» **SHORT PROBLEM**
Identify the lines bearing the string "FACT" and gather them.

Data entries:
· · · · · · ·

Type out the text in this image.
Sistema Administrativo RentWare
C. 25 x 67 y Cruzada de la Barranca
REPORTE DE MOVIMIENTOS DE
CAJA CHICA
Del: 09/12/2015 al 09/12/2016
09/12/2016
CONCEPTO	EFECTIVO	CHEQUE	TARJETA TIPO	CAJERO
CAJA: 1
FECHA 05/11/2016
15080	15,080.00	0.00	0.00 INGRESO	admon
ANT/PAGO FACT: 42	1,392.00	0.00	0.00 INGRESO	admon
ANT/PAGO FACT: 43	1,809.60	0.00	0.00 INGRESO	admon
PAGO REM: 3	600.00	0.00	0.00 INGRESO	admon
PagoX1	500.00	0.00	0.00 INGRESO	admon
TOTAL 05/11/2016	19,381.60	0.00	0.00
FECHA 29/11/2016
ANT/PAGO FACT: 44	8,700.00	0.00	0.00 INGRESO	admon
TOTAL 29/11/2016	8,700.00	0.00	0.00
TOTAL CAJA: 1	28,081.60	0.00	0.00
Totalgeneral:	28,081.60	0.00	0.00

· · · · · · ·

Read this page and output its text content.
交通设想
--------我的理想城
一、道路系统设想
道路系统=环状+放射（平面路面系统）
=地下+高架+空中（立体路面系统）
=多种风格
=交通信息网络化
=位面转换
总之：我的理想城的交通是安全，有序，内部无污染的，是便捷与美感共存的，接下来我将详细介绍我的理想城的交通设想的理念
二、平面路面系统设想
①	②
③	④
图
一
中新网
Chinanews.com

· · · · · · ·

» **EXPECTED OUTPUT**
ANT/PAGO FACT: 42	1,392.00	0.00	0.00 INGRESO	admon
ANT/PAGO FACT: 43	1,809.60	0.00	0.00 INGRESO	admon
ANT/PAGO FACT: 44	8,700.00	0.00	0.00 INGRESO	admon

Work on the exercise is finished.